■ **Task to carry out**
Copy everything in the listing below word for word, apart from any images.

■ **Listed records**
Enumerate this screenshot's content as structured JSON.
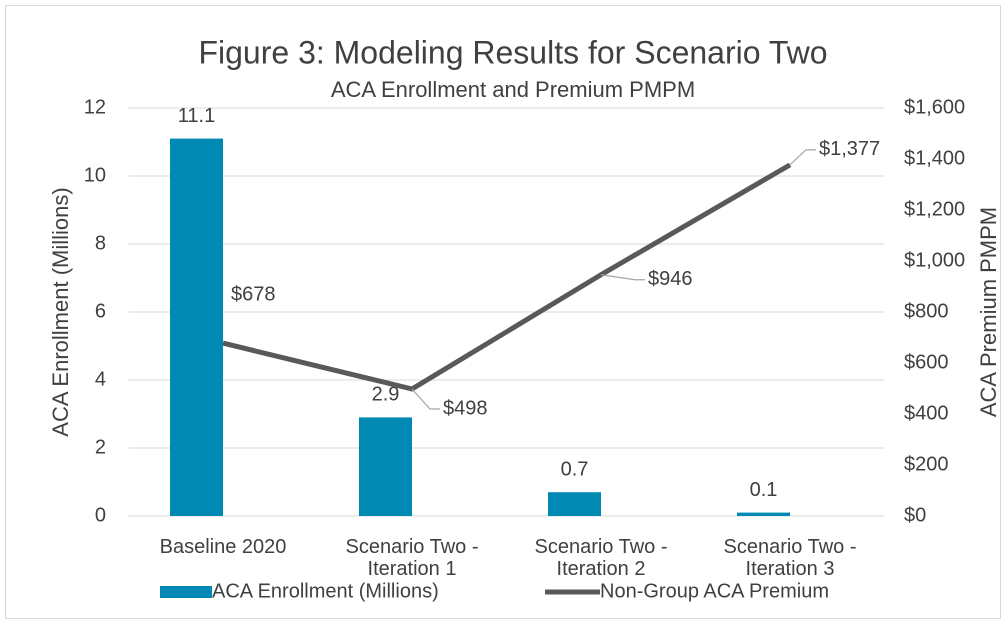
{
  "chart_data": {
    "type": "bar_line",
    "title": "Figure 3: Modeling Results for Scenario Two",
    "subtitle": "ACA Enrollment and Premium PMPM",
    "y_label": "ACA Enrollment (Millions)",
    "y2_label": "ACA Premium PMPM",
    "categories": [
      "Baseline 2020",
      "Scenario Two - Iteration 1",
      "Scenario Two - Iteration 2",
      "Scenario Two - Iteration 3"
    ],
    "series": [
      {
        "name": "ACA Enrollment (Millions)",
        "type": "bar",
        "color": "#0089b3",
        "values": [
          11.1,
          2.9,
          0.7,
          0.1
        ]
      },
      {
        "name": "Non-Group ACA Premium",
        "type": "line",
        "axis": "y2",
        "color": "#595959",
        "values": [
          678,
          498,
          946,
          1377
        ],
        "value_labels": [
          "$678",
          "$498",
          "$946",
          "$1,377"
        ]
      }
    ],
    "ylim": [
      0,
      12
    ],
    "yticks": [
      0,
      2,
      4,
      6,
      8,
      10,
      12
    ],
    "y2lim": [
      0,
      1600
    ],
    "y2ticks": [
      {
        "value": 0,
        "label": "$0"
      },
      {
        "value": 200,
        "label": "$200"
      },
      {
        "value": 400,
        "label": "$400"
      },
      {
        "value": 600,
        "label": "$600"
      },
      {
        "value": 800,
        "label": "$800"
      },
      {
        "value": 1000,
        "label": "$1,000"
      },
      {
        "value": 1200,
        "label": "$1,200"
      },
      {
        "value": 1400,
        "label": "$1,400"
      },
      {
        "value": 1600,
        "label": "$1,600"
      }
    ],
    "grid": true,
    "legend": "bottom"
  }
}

■ **Reply**
Enumerate this screenshot's content as structured JSON.
{
  "chart_data": {
    "type": "bar_line",
    "title": "Figure 3: Modeling Results for Scenario Two",
    "subtitle": "ACA Enrollment and Premium PMPM",
    "y_label": "ACA Enrollment (Millions)",
    "y2_label": "ACA Premium PMPM",
    "categories": [
      "Baseline 2020",
      "Scenario Two - Iteration 1",
      "Scenario Two - Iteration 2",
      "Scenario Two - Iteration 3"
    ],
    "series": [
      {
        "name": "ACA Enrollment (Millions)",
        "type": "bar",
        "color": "#0089b3",
        "values": [
          11.1,
          2.9,
          0.7,
          0.1
        ]
      },
      {
        "name": "Non-Group ACA Premium",
        "type": "line",
        "axis": "y2",
        "color": "#595959",
        "values": [
          678,
          498,
          946,
          1377
        ],
        "value_labels": [
          "$678",
          "$498",
          "$946",
          "$1,377"
        ]
      }
    ],
    "ylim": [
      0,
      12
    ],
    "yticks": [
      0,
      2,
      4,
      6,
      8,
      10,
      12
    ],
    "y2lim": [
      0,
      1600
    ],
    "y2ticks": [
      {
        "value": 0,
        "label": "$0"
      },
      {
        "value": 200,
        "label": "$200"
      },
      {
        "value": 400,
        "label": "$400"
      },
      {
        "value": 600,
        "label": "$600"
      },
      {
        "value": 800,
        "label": "$800"
      },
      {
        "value": 1000,
        "label": "$1,000"
      },
      {
        "value": 1200,
        "label": "$1,200"
      },
      {
        "value": 1400,
        "label": "$1,400"
      },
      {
        "value": 1600,
        "label": "$1,600"
      }
    ],
    "grid": true,
    "legend": "bottom"
  }
}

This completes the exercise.